Aim of the exercise: Collect every line that includes the string "object".

-----

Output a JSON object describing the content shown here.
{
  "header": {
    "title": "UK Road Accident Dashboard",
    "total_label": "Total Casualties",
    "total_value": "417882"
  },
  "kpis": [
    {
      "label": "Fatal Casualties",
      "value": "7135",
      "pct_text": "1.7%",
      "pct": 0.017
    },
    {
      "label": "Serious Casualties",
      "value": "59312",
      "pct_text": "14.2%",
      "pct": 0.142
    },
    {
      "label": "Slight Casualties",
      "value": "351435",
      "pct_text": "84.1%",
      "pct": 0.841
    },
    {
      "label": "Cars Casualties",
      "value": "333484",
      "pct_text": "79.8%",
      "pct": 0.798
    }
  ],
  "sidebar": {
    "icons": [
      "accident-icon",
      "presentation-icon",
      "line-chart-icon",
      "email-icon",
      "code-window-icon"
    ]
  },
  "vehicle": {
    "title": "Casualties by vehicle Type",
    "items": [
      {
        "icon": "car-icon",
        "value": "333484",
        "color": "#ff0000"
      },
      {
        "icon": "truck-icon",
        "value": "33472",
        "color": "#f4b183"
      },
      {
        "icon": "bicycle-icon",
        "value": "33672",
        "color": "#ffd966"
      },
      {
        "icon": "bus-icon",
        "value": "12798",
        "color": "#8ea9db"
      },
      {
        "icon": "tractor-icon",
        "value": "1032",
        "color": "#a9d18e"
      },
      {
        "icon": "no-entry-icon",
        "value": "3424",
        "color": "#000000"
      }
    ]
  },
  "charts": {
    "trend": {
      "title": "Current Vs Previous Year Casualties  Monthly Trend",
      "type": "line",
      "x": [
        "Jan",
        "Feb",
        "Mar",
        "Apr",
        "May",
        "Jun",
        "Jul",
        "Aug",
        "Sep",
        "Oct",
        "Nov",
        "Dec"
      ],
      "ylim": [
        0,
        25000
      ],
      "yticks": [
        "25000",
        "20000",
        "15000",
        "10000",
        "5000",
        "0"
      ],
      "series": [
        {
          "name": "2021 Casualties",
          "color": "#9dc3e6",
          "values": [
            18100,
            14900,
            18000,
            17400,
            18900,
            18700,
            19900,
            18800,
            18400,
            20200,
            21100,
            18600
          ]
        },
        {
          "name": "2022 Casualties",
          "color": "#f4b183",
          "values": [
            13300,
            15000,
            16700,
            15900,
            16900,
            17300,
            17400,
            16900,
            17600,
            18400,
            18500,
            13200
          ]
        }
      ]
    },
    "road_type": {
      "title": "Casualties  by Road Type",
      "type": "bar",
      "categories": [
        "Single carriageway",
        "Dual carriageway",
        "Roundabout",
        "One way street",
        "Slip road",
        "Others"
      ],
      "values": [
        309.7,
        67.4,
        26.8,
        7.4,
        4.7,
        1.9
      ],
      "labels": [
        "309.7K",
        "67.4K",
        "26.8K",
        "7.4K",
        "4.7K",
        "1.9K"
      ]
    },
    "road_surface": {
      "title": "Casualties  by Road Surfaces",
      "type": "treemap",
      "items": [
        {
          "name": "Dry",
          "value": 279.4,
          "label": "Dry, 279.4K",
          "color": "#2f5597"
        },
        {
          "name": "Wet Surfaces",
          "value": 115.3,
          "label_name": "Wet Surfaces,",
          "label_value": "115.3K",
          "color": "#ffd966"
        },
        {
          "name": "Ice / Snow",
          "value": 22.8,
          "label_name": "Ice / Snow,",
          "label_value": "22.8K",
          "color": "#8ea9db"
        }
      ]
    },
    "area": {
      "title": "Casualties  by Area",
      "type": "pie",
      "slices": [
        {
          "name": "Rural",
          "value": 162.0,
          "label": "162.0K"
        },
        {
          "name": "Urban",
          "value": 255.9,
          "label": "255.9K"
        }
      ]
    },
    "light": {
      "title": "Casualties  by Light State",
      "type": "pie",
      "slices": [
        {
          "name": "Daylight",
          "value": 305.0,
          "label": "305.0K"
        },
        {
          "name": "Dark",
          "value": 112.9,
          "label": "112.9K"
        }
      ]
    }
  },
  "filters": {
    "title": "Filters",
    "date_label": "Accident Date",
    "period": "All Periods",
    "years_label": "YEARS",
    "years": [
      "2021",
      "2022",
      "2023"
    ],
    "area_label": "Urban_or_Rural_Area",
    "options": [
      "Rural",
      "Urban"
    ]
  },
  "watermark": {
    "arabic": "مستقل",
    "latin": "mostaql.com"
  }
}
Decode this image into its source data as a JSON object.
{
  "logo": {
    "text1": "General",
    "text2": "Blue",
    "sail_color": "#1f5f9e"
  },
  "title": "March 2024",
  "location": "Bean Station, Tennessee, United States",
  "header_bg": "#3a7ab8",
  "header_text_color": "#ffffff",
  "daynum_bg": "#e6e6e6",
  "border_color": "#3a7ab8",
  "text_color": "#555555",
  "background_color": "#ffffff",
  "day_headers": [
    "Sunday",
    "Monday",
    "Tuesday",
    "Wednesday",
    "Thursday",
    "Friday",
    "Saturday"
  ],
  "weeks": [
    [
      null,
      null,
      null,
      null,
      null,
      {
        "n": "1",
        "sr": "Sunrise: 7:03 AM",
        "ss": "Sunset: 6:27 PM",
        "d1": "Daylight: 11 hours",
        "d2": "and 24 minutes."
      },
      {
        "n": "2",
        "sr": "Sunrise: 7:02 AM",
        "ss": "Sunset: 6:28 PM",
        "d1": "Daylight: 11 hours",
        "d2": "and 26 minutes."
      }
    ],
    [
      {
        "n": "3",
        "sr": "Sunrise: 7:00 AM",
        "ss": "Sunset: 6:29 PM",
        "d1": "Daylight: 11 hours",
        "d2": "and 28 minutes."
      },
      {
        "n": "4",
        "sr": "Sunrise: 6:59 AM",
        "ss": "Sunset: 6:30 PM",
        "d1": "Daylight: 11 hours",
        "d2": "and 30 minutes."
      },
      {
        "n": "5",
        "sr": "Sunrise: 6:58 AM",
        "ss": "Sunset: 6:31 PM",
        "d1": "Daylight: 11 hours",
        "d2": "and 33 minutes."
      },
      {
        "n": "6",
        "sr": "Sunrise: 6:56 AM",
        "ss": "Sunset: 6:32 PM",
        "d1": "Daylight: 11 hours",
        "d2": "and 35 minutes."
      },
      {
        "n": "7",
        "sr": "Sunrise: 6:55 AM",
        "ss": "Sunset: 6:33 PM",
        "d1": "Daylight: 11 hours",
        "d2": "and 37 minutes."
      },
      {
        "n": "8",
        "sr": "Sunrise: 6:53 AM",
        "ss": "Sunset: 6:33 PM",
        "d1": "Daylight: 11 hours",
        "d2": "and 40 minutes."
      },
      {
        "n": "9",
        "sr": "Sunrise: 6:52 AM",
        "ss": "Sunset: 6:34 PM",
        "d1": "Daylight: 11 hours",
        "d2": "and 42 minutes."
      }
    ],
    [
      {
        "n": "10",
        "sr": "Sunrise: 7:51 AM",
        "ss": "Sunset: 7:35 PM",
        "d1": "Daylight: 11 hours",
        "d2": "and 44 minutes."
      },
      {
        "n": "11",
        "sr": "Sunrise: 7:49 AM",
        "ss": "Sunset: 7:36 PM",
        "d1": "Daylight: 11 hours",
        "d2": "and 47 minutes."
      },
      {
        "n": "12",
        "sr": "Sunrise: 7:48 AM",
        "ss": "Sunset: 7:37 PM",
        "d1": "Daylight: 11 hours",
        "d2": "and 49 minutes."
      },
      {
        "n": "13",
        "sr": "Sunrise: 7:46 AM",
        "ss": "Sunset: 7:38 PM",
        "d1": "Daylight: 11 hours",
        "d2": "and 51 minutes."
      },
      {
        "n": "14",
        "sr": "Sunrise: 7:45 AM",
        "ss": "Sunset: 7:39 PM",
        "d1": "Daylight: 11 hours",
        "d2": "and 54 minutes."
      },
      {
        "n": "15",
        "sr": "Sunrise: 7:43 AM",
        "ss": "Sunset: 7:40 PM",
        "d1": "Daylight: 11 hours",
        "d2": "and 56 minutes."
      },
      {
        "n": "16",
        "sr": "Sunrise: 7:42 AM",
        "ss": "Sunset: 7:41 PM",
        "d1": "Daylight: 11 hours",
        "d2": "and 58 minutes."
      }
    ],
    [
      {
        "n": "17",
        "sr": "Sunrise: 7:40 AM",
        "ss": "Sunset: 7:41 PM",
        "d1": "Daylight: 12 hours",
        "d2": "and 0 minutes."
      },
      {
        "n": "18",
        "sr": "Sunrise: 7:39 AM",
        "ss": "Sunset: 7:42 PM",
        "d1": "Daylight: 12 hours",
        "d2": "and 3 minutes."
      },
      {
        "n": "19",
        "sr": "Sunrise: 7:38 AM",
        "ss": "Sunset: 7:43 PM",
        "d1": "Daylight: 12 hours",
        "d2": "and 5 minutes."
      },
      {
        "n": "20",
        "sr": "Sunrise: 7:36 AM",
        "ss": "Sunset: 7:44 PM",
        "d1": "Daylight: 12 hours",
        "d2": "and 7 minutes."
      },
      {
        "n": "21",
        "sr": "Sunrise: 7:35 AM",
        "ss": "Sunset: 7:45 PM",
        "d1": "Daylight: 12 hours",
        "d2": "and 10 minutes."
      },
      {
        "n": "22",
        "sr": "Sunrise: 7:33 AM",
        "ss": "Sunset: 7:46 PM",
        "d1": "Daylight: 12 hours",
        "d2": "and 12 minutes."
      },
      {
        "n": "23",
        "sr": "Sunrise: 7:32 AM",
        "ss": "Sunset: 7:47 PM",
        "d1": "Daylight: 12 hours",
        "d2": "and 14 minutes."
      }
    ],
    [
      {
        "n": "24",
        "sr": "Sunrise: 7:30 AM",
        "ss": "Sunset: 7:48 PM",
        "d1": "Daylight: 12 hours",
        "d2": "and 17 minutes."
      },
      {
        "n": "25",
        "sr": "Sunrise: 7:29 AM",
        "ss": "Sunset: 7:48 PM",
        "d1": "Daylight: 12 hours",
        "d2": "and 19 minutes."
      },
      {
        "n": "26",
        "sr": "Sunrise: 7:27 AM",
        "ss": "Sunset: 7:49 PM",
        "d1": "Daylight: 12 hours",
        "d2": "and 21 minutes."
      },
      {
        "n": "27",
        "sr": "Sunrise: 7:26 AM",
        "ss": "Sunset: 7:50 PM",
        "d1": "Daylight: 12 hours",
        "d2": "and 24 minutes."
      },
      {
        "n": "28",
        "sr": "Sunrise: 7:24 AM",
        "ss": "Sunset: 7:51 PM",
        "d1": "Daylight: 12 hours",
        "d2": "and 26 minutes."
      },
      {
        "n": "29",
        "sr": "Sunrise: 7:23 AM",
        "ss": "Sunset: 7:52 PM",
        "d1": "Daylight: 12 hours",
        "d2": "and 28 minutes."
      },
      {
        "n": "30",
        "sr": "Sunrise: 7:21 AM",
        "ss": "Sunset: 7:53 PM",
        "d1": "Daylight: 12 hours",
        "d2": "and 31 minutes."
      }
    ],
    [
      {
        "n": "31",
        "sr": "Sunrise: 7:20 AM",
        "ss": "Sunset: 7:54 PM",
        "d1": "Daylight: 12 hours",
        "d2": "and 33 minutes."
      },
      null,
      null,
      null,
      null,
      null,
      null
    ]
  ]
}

-----

Expected output:
Output a JSON object describing the content shown here.
Decode this image into its source data as a JSON object.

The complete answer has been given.